[Begin ENTRIES PROVIDED]

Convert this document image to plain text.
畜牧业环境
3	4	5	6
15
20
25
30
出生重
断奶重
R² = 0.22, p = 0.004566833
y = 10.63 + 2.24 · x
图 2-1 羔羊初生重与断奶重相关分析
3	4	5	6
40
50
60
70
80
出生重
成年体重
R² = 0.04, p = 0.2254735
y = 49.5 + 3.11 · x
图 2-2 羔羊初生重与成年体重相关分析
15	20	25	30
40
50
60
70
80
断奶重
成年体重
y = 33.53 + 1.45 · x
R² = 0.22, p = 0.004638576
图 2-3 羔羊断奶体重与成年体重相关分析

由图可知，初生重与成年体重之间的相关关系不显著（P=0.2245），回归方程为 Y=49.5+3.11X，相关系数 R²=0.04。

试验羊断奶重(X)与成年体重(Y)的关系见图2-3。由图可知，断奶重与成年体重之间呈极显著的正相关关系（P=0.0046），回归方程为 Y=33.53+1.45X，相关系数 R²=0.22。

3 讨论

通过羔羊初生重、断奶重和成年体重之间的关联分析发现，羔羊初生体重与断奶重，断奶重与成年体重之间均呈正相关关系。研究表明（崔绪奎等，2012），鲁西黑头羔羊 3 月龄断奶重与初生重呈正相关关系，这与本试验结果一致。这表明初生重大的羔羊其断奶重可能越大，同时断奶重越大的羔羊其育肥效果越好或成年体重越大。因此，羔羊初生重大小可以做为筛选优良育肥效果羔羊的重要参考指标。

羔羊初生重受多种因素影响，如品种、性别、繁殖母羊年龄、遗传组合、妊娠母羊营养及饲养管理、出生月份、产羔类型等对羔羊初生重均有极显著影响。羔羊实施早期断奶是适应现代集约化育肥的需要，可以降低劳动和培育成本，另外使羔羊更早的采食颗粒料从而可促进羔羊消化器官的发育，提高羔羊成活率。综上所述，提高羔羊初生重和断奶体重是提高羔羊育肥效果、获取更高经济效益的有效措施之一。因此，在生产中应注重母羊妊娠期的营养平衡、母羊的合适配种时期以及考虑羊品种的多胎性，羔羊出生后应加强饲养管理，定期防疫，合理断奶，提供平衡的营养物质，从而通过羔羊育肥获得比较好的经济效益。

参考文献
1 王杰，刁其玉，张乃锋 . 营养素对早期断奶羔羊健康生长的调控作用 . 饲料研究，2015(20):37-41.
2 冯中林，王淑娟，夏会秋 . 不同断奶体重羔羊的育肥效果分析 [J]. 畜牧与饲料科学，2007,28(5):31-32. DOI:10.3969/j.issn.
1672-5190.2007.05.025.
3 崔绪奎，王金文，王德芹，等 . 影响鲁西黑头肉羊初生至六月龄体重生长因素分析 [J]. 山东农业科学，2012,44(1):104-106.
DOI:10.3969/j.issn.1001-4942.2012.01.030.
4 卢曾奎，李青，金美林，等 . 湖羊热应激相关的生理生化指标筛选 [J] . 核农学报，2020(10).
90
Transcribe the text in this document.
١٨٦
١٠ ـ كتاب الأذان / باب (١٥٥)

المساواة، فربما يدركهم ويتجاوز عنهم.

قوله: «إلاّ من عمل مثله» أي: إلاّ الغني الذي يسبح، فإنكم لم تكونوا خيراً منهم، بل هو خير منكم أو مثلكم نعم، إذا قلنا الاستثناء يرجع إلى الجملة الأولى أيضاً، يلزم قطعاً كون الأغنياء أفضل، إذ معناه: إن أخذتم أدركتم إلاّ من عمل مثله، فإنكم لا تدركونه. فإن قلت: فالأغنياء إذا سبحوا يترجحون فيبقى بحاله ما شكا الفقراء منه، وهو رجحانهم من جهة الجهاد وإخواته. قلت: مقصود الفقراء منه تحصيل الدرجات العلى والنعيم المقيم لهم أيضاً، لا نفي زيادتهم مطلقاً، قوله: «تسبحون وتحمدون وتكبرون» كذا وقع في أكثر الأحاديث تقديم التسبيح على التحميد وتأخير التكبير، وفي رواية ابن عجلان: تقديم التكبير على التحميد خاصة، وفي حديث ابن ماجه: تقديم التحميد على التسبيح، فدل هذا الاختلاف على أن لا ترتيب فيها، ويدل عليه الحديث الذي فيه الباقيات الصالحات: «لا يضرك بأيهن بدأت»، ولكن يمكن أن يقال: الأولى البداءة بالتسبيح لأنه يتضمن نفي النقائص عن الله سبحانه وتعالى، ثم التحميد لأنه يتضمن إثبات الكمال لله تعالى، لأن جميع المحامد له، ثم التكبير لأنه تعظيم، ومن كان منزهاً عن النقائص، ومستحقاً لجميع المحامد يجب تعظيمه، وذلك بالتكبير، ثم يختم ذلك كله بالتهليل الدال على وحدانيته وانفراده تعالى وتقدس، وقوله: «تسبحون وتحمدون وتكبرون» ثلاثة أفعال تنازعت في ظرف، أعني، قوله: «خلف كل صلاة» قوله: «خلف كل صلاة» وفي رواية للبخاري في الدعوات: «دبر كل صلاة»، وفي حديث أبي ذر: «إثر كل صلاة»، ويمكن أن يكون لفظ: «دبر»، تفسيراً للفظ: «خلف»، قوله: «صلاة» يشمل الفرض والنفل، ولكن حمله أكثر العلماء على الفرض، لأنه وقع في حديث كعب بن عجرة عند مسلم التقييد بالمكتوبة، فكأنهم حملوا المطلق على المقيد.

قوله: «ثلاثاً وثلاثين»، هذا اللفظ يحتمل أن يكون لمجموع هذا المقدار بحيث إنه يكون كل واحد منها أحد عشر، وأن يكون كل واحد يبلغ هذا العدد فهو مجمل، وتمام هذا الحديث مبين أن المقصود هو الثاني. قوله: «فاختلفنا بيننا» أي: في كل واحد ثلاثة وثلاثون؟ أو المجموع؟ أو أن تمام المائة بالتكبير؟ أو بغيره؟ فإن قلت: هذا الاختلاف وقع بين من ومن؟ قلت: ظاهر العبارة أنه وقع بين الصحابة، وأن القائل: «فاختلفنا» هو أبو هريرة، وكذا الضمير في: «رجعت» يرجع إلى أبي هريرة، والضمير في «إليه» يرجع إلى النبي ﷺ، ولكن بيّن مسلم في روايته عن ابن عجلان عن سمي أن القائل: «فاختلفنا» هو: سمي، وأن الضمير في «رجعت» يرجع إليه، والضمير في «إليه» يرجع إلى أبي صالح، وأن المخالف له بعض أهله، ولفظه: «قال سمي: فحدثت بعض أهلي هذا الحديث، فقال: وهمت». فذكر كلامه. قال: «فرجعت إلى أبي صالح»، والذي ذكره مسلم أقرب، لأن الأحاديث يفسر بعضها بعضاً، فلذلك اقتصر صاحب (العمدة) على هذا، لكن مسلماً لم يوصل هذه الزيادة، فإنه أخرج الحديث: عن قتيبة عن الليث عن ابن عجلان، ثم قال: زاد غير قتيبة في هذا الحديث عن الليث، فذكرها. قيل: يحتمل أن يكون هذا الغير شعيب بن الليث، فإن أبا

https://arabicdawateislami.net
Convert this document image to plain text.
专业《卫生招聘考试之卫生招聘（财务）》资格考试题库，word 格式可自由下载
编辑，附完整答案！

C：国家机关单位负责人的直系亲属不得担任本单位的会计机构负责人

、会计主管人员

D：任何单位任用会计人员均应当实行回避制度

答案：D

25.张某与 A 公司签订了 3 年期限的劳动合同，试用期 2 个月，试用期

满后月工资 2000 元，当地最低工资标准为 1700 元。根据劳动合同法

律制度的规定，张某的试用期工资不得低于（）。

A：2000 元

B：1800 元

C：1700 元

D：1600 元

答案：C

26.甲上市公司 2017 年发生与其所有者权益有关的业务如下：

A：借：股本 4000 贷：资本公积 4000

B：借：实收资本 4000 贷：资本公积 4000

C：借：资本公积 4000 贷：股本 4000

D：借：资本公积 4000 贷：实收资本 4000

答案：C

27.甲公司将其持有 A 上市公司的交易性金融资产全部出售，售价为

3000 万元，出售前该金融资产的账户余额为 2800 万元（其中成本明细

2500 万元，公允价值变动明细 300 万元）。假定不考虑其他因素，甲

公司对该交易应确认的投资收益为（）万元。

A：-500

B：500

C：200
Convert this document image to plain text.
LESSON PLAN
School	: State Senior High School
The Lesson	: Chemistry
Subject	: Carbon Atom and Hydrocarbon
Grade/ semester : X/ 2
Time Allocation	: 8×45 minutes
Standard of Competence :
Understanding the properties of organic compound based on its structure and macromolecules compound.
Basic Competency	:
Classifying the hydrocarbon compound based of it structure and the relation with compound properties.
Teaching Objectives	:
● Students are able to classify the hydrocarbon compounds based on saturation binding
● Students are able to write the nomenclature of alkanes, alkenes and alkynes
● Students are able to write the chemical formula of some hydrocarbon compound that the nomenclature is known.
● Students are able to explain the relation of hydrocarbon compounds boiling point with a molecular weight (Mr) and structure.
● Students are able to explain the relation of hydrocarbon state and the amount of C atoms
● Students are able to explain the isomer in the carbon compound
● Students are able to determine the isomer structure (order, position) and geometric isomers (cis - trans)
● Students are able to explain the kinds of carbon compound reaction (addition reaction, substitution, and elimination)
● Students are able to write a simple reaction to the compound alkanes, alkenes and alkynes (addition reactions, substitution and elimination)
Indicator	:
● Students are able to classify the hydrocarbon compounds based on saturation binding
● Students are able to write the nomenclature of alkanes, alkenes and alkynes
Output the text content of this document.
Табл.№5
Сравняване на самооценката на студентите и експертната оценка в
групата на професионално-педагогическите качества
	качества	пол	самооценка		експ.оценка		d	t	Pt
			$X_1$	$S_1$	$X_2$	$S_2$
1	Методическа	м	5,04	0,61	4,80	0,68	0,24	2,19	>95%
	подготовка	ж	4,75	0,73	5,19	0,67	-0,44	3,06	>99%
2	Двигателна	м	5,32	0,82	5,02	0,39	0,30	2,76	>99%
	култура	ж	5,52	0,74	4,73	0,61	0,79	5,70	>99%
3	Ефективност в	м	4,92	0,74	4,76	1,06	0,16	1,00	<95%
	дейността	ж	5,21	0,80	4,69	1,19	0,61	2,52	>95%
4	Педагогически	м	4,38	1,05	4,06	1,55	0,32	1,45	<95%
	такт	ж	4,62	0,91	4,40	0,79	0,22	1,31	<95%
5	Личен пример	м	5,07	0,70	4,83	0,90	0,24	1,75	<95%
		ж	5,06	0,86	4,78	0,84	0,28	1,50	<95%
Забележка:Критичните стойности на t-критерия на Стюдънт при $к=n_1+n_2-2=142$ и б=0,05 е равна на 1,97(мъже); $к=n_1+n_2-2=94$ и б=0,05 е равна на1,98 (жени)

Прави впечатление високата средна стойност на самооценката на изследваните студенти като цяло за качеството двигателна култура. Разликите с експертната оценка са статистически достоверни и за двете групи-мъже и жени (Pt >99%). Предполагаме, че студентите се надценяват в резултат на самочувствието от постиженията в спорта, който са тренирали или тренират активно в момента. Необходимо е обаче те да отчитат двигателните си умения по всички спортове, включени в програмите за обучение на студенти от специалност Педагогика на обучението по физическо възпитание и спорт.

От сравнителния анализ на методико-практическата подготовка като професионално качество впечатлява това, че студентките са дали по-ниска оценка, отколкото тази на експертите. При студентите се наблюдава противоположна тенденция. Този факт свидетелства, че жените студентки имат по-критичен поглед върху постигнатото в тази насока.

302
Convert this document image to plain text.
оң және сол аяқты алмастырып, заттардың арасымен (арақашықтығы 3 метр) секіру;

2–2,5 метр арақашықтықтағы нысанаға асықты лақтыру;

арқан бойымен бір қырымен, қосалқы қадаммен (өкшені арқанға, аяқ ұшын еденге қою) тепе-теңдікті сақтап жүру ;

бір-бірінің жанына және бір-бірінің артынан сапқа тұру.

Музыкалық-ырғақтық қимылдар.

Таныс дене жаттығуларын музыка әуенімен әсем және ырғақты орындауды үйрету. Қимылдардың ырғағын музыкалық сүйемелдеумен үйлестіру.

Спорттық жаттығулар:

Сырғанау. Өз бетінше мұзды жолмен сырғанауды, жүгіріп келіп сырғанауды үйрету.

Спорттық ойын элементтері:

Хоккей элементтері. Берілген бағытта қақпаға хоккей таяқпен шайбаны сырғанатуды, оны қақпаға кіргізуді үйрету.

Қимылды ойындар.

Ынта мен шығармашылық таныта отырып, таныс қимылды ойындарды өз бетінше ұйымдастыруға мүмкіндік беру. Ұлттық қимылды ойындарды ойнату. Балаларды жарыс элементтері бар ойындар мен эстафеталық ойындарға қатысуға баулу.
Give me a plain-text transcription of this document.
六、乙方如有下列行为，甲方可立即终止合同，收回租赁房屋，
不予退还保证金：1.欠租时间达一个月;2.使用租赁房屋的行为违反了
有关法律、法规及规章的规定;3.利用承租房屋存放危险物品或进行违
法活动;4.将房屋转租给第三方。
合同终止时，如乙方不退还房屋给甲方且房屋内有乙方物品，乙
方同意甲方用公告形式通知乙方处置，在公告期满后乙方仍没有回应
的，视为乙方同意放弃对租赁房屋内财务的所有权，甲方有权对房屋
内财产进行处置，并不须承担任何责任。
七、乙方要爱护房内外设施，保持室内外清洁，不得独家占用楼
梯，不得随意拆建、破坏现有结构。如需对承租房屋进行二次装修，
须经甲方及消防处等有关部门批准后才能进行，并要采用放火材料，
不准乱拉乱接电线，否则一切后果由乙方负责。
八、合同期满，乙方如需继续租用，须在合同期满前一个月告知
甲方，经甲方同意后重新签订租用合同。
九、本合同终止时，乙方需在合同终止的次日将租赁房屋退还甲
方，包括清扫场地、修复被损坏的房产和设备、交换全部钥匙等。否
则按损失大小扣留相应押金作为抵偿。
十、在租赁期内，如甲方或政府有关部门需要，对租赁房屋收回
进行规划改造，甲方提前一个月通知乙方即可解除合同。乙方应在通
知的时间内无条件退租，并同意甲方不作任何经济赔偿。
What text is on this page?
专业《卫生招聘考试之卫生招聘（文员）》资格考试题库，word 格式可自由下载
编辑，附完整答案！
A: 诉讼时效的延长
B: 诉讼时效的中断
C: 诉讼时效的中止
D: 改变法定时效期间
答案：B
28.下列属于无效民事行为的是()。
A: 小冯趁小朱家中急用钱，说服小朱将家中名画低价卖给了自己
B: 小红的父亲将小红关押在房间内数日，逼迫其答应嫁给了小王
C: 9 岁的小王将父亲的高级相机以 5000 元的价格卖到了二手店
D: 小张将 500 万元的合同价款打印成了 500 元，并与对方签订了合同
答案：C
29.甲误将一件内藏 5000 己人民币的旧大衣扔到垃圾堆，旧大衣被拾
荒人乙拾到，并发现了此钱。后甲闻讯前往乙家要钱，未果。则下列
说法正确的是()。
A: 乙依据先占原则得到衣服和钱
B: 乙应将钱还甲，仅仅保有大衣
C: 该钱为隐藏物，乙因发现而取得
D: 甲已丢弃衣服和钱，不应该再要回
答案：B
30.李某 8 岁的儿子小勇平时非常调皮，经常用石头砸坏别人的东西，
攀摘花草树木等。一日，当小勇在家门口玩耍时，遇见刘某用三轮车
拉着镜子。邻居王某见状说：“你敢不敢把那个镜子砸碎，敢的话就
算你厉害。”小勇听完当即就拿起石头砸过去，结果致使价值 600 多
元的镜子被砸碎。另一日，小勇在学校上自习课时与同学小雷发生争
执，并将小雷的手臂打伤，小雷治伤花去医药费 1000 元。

[End ENTRIES PROVIDED]

Identify and copy lines that hold the string "实收资本".

B：借：实收资本 4000 贷：资本公积 4000
D：借：资本公积 4000 贷：实收资本 4000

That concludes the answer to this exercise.